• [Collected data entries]
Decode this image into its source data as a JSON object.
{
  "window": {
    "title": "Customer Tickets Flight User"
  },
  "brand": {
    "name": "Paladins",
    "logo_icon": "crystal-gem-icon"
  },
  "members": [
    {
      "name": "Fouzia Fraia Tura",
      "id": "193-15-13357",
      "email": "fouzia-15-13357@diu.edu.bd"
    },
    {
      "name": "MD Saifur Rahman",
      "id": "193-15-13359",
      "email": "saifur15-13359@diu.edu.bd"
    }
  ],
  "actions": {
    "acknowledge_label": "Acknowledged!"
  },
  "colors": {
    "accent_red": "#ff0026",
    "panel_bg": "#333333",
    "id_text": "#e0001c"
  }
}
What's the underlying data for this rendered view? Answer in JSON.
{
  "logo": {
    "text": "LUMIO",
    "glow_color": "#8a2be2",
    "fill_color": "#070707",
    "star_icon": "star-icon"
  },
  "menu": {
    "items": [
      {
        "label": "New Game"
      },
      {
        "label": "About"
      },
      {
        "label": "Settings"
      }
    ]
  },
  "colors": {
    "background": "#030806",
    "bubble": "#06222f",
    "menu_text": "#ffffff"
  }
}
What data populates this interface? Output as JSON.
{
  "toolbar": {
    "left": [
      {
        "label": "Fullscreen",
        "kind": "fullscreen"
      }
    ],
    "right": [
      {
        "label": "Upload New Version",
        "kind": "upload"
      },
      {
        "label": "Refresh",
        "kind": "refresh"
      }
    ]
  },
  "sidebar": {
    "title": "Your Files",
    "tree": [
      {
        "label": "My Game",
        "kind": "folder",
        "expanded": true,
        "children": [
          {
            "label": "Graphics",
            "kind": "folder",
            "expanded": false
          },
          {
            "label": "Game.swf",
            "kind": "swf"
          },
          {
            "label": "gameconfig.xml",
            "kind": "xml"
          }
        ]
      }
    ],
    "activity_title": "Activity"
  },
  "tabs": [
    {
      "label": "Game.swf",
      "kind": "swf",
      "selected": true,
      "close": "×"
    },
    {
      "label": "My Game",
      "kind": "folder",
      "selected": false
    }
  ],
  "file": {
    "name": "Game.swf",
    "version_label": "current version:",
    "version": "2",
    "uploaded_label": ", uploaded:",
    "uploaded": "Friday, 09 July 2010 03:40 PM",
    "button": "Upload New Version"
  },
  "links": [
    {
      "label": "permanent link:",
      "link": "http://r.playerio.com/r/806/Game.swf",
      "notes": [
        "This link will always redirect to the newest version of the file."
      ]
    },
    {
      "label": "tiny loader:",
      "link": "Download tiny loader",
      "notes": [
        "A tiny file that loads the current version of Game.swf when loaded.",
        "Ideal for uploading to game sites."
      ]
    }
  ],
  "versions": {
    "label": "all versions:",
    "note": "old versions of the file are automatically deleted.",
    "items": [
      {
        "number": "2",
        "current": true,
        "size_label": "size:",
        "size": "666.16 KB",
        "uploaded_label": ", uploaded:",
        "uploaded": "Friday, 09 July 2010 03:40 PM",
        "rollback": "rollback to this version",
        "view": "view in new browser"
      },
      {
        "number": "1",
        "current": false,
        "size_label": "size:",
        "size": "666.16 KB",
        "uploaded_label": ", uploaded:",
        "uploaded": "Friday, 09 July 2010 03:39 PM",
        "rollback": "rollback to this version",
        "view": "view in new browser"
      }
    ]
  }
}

• [PROBLEM DETAILS] All entries shown above should be printed again exactly.

• [RESPONSE]
Decode this image into its source data as a JSON object.
{
  "window": {
    "title": "Customer Tickets Flight User"
  },
  "brand": {
    "name": "Paladins",
    "logo_icon": "crystal-gem-icon"
  },
  "members": [
    {
      "name": "Fouzia Fraia Tura",
      "id": "193-15-13357",
      "email": "fouzia-15-13357@diu.edu.bd"
    },
    {
      "name": "MD Saifur Rahman",
      "id": "193-15-13359",
      "email": "saifur15-13359@diu.edu.bd"
    }
  ],
  "actions": {
    "acknowledge_label": "Acknowledged!"
  },
  "colors": {
    "accent_red": "#ff0026",
    "panel_bg": "#333333",
    "id_text": "#e0001c"
  }
}
What's the underlying data for this rendered view? Answer in JSON.
{
  "logo": {
    "text": "LUMIO",
    "glow_color": "#8a2be2",
    "fill_color": "#070707",
    "star_icon": "star-icon"
  },
  "menu": {
    "items": [
      {
        "label": "New Game"
      },
      {
        "label": "About"
      },
      {
        "label": "Settings"
      }
    ]
  },
  "colors": {
    "background": "#030806",
    "bubble": "#06222f",
    "menu_text": "#ffffff"
  }
}
What data populates this interface? Output as JSON.
{
  "toolbar": {
    "left": [
      {
        "label": "Fullscreen",
        "kind": "fullscreen"
      }
    ],
    "right": [
      {
        "label": "Upload New Version",
        "kind": "upload"
      },
      {
        "label": "Refresh",
        "kind": "refresh"
      }
    ]
  },
  "sidebar": {
    "title": "Your Files",
    "tree": [
      {
        "label": "My Game",
        "kind": "folder",
        "expanded": true,
        "children": [
          {
            "label": "Graphics",
            "kind": "folder",
            "expanded": false
          },
          {
            "label": "Game.swf",
            "kind": "swf"
          },
          {
            "label": "gameconfig.xml",
            "kind": "xml"
          }
        ]
      }
    ],
    "activity_title": "Activity"
  },
  "tabs": [
    {
      "label": "Game.swf",
      "kind": "swf",
      "selected": true,
      "close": "×"
    },
    {
      "label": "My Game",
      "kind": "folder",
      "selected": false
    }
  ],
  "file": {
    "name": "Game.swf",
    "version_label": "current version:",
    "version": "2",
    "uploaded_label": ", uploaded:",
    "uploaded": "Friday, 09 July 2010 03:40 PM",
    "button": "Upload New Version"
  },
  "links": [
    {
      "label": "permanent link:",
      "link": "http://r.playerio.com/r/806/Game.swf",
      "notes": [
        "This link will always redirect to the newest version of the file."
      ]
    },
    {
      "label": "tiny loader:",
      "link": "Download tiny loader",
      "notes": [
        "A tiny file that loads the current version of Game.swf when loaded.",
        "Ideal for uploading to game sites."
      ]
    }
  ],
  "versions": {
    "label": "all versions:",
    "note": "old versions of the file are automatically deleted.",
    "items": [
      {
        "number": "2",
        "current": true,
        "size_label": "size:",
        "size": "666.16 KB",
        "uploaded_label": ", uploaded:",
        "uploaded": "Friday, 09 July 2010 03:40 PM",
        "rollback": "rollback to this version",
        "view": "view in new browser"
      },
      {
        "number": "1",
        "current": false,
        "size_label": "size:",
        "size": "666.16 KB",
        "uploaded_label": ", uploaded:",
        "uploaded": "Friday, 09 July 2010 03:39 PM",
        "rollback": "rollback to this version",
        "view": "view in new browser"
      }
    ]
  }
}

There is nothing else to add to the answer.